_WRITTEN INSTRUCTION_:
Reproduce the listing below word for word, with no pictures.
■ ■ ■ ■
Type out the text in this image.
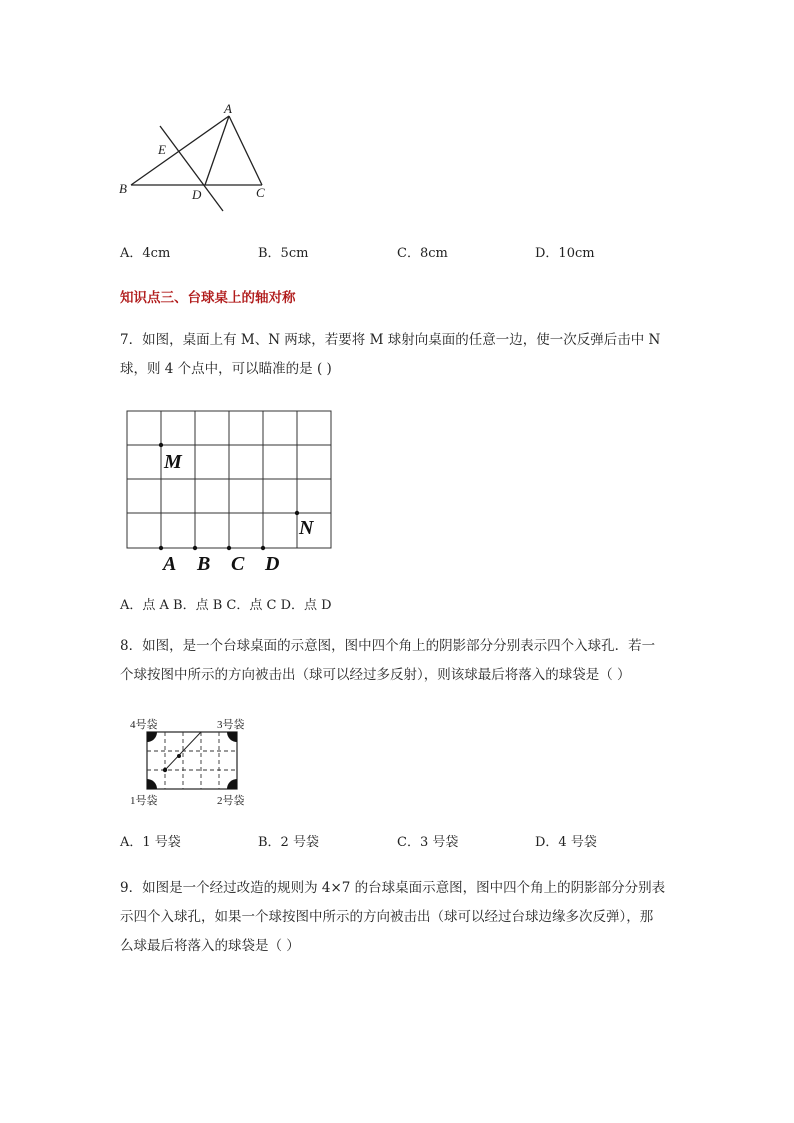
A
E
B	D	C
A．4cm	B．5cm	C．8cm	D．10cm
知识点三、台球桌上的轴对称
7．如图，桌面上有 M、N 两球，若要将 M 球射向桌面的任意一边，使一次反弹后击中 N
球，则 4 个点中，可以瞄准的是 ( )
M
N
A B C D
A．点 A B．点 B C．点 C D．点 D
8．如图，是一个台球桌面的示意图，图中四个角上的阴影部分分别表示四个入球孔．若一
个球按图中所示的方向被击出（球可以经过多反射），则该球最后将落入的球袋是（ ）
4号袋	3号袋
1号袋	2号袋
A．1 号袋	B．2 号袋	C．3 号袋	D．4 号袋
9．如图是一个经过改造的规则为 4×7 的台球桌面示意图，图中四个角上的阴影部分分别表
示四个入球孔，如果一个球按图中所示的方向被击出（球可以经过台球边缘多次反弹），那
么球最后将落入的球袋是（ ）
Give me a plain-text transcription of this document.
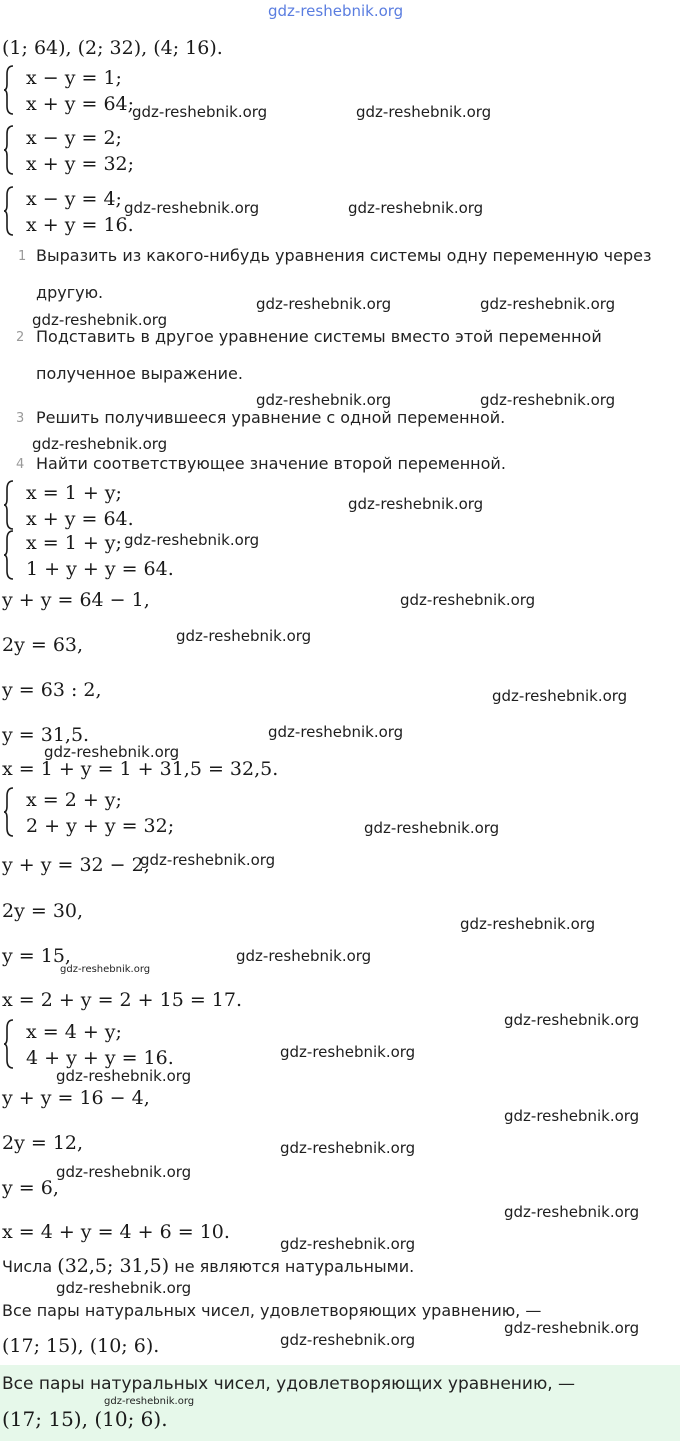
gdz-reshebnik.org
(1; 64), (2; 32), (4; 16).
x − y = 1;
x + y = 64;
x − y = 2;
x + y = 32;
x − y = 4;
x + y = 16.
1 Выразить из какого-нибудь уравнения системы одну переменную через
другую.
2 Подставить в другое уравнение системы вместо этой переменной
полученное выражение.
3 Решить получившееся уравнение с одной переменной.
4 Найти соответствующее значение второй переменной.
x = 1 + y;
x + y = 64.
x = 1 + y;
1 + y + y = 64.
y + y = 64 − 1,
2y = 63,
y = 63 : 2,
y = 31,5.
x = 1 + y = 1 + 31,5 = 32,5.
x = 2 + y;
2 + y + y = 32;
y + y = 32 − 2,
2y = 30,
y = 15,
x = 2 + y = 2 + 15 = 17.
x = 4 + y;
4 + y + y = 16.
y + y = 16 − 4,
2y = 12,
y = 6,
x = 4 + y = 4 + 6 = 10.
Числа (32,5; 31,5) не являются натуральными.
Все пары натуральных чисел, удовлетворяющих уравнению, —
(17; 15), (10; 6).
Все пары натуральных чисел, удовлетворяющих уравнению, —
(17; 15), (10; 6).
gdz-reshebnik.org	gdz-reshebnik.org
gdz-reshebnik.org	gdz-reshebnik.org
gdz-reshebnik.org	gdz-reshebnik.org
gdz-reshebnik.org
gdz-reshebnik.org	gdz-reshebnik.org
gdz-reshebnik.org
gdz-reshebnik.org
gdz-reshebnik.org
gdz-reshebnik.org
gdz-reshebnik.org
gdz-reshebnik.org
gdz-reshebnik.org
gdz-reshebnik.org
gdz-reshebnik.org
gdz-reshebnik.org
gdz-reshebnik.org
gdz-reshebnik.org
gdz-reshebnik.org
gdz-reshebnik.org
gdz-reshebnik.org
gdz-reshebnik.org
gdz-reshebnik.org
gdz-reshebnik.org
gdz-reshebnik.org
gdz-reshebnik.org
gdz-reshebnik.org
gdz-reshebnik.org
gdz-reshebnik.org
gdz-reshebnik.org
gdz-reshebnik.org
■ ■ ■ ■
_SOLUTION TO THE PROBLEM_:
Type out the text in this image.
A
E
B	D	C
A．4cm	B．5cm	C．8cm	D．10cm
知识点三、台球桌上的轴对称
7．如图，桌面上有 M、N 两球，若要将 M 球射向桌面的任意一边，使一次反弹后击中 N
球，则 4 个点中，可以瞄准的是 ( )
M
N
A B C D
A．点 A B．点 B C．点 C D．点 D
8．如图，是一个台球桌面的示意图，图中四个角上的阴影部分分别表示四个入球孔．若一
个球按图中所示的方向被击出（球可以经过多反射），则该球最后将落入的球袋是（ ）
4号袋	3号袋
1号袋	2号袋
A．1 号袋	B．2 号袋	C．3 号袋	D．4 号袋
9．如图是一个经过改造的规则为 4×7 的台球桌面示意图，图中四个角上的阴影部分分别表
示四个入球孔，如果一个球按图中所示的方向被击出（球可以经过台球边缘多次反弹），那
么球最后将落入的球袋是（ ）
Give me a plain-text transcription of this document.
gdz-reshebnik.org
(1; 64), (2; 32), (4; 16).
x − y = 1;
x + y = 64;
x − y = 2;
x + y = 32;
x − y = 4;
x + y = 16.
1 Выразить из какого-нибудь уравнения системы одну переменную через
другую.
2 Подставить в другое уравнение системы вместо этой переменной
полученное выражение.
3 Решить получившееся уравнение с одной переменной.
4 Найти соответствующее значение второй переменной.
x = 1 + y;
x + y = 64.
x = 1 + y;
1 + y + y = 64.
y + y = 64 − 1,
2y = 63,
y = 63 : 2,
y = 31,5.
x = 1 + y = 1 + 31,5 = 32,5.
x = 2 + y;
2 + y + y = 32;
y + y = 32 − 2,
2y = 30,
y = 15,
x = 2 + y = 2 + 15 = 17.
x = 4 + y;
4 + y + y = 16.
y + y = 16 − 4,
2y = 12,
y = 6,
x = 4 + y = 4 + 6 = 10.
Числа (32,5; 31,5) не являются натуральными.
Все пары натуральных чисел, удовлетворяющих уравнению, —
(17; 15), (10; 6).
Все пары натуральных чисел, удовлетворяющих уравнению, —
(17; 15), (10; 6).
gdz-reshebnik.org	gdz-reshebnik.org
gdz-reshebnik.org	gdz-reshebnik.org
gdz-reshebnik.org	gdz-reshebnik.org
gdz-reshebnik.org
gdz-reshebnik.org	gdz-reshebnik.org
gdz-reshebnik.org
gdz-reshebnik.org
gdz-reshebnik.org
gdz-reshebnik.org
gdz-reshebnik.org
gdz-reshebnik.org
gdz-reshebnik.org
gdz-reshebnik.org
gdz-reshebnik.org
gdz-reshebnik.org
gdz-reshebnik.org
gdz-reshebnik.org
gdz-reshebnik.org
gdz-reshebnik.org
gdz-reshebnik.org
gdz-reshebnik.org
gdz-reshebnik.org
gdz-reshebnik.org
gdz-reshebnik.org
gdz-reshebnik.org
gdz-reshebnik.org
gdz-reshebnik.org
gdz-reshebnik.org
gdz-reshebnik.org
gdz-reshebnik.org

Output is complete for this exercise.